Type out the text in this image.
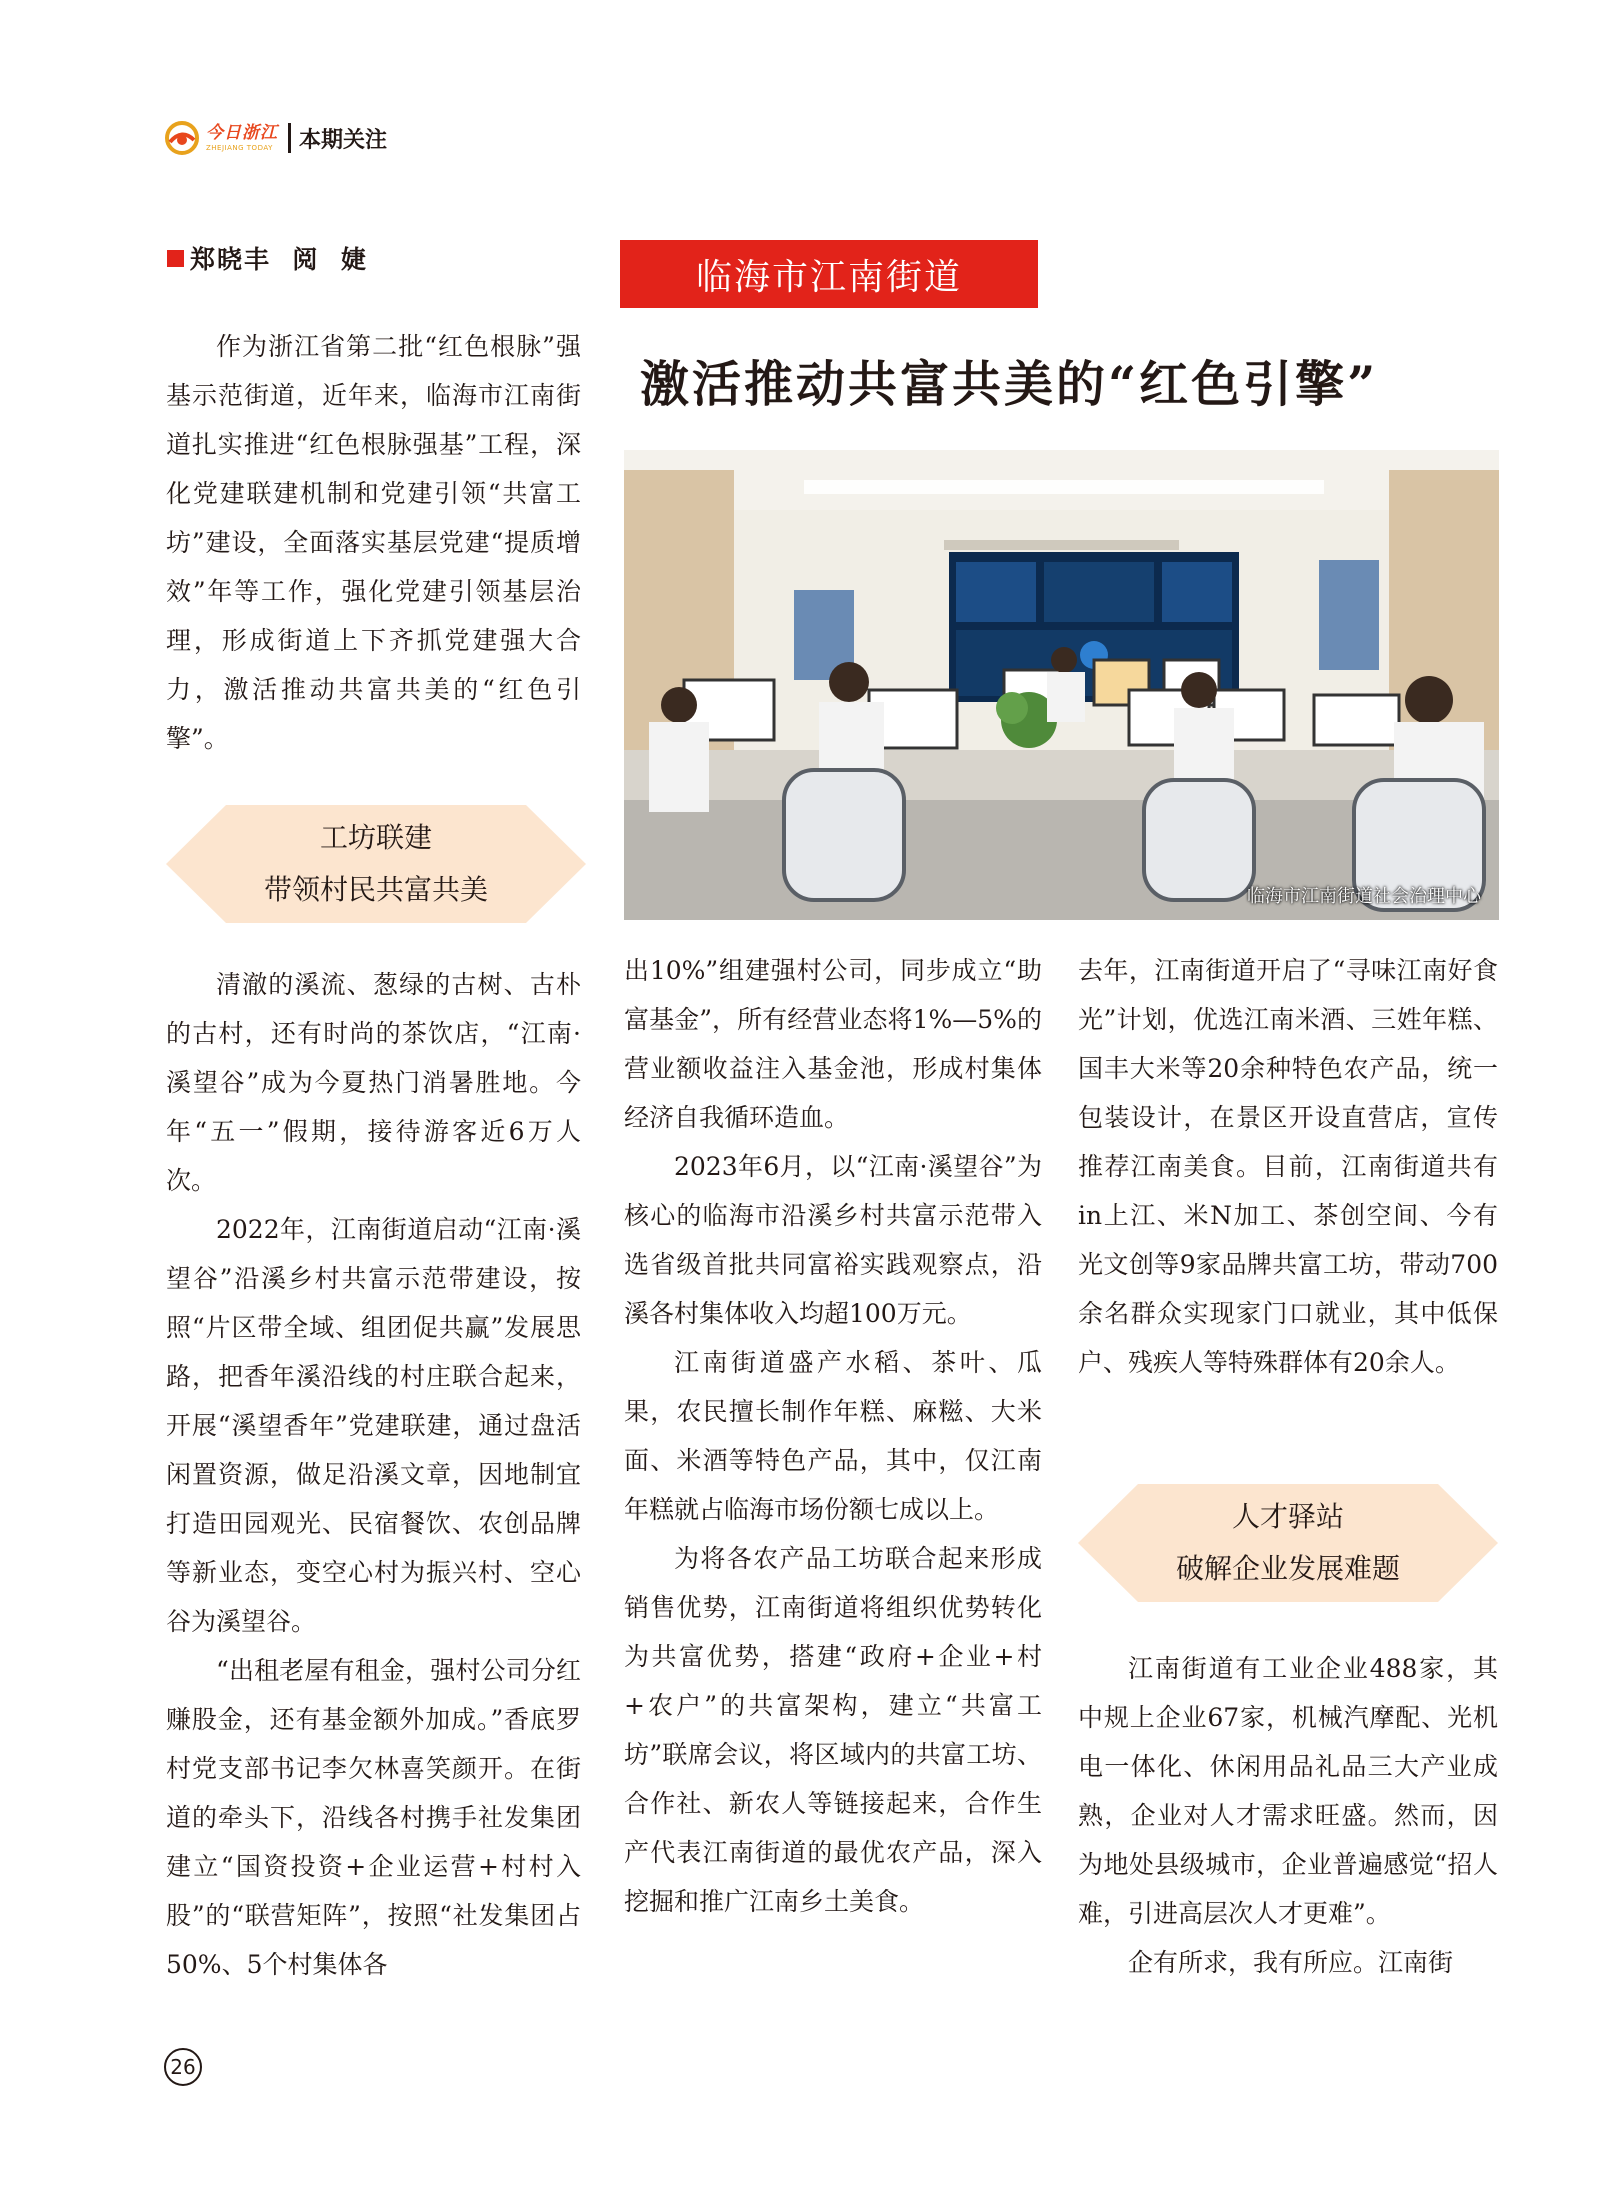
今日浙江
ZHEJIANG TODAY 本期关注
郑晓丰  阅  婕	临海市江南街道
激活推动共富共美的“红色引擎”
临海市江南街道社会治理中心

作为浙江省第二批“红色根脉”强基示范街道，近年来，临海市江南街道扎实推进“红色根脉强基”工程，深化党建联建机制和党建引领“共富工坊”建设，全面落实基层党建“提质增效”年等工作，强化党建引领基层治理，形成街道上下齐抓党建强大合力，激活推动共富共美的“红色引擎”。

工坊联建
带领村民共富共美

清澈的溪流、葱绿的古树、古朴的古村，还有时尚的茶饮店，“江南·溪望谷”成为今夏热门消暑胜地。今年“五一”假期，接待游客近6万人次。

2022年，江南街道启动“江南·溪望谷”沿溪乡村共富示范带建设，按照“片区带全域、组团促共赢”发展思路，把香年溪沿线的村庄联合起来，开展“溪望香年”党建联建，通过盘活闲置资源，做足沿溪文章，因地制宜打造田园观光、民宿餐饮、农创品牌等新业态，变空心村为振兴村、空心谷为溪望谷。

“出租老屋有租金，强村公司分红赚股金，还有基金额外加成。”香底罗村党支部书记李欠林喜笑颜开。在街道的牵头下，沿线各村携手社发集团建立“国资投资+企业运营+村村入股”的“联营矩阵”，按照“社发集团占50%、5个村集体各

出10%”组建强村公司，同步成立“助富基金”，所有经营业态将1%—5%的营业额收益注入基金池，形成村集体经济自我循环造血。

2023年6月，以“江南·溪望谷”为核心的临海市沿溪乡村共富示范带入选省级首批共同富裕实践观察点，沿溪各村集体收入均超100万元。

江南街道盛产水稻、茶叶、瓜果，农民擅长制作年糕、麻糍、大米面、米酒等特色产品，其中，仅江南年糕就占临海市场份额七成以上。

为将各农产品工坊联合起来形成销售优势，江南街道将组织优势转化为共富优势，搭建“政府+企业+村+农户”的共富架构，建立“共富工坊”联席会议，将区域内的共富工坊、合作社、新农人等链接起来，合作生产代表江南街道的最优农产品，深入挖掘和推广江南乡土美食。

去年，江南街道开启了“寻味江南好食光”计划，优选江南米酒、三姓年糕、国丰大米等20余种特色农产品，统一包装设计，在景区开设直营店，宣传推荐江南美食。目前，江南街道共有in上江、米N加工、茶创空间、今有光文创等9家品牌共富工坊，带动700余名群众实现家门口就业，其中低保户、残疾人等特殊群体有20余人。

人才驿站
破解企业发展难题

江南街道有工业企业488家，其中规上企业67家，机械汽摩配、光机电一体化、休闲用品礼品三大产业成熟，企业对人才需求旺盛。然而，因为地处县级城市，企业普遍感觉“招人难，引进高层次人才更难”。

企有所求，我有所应。江南街

26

### Problem description
Count every line bearing the word "红色引擎"; report the total only.

### Correct answer
2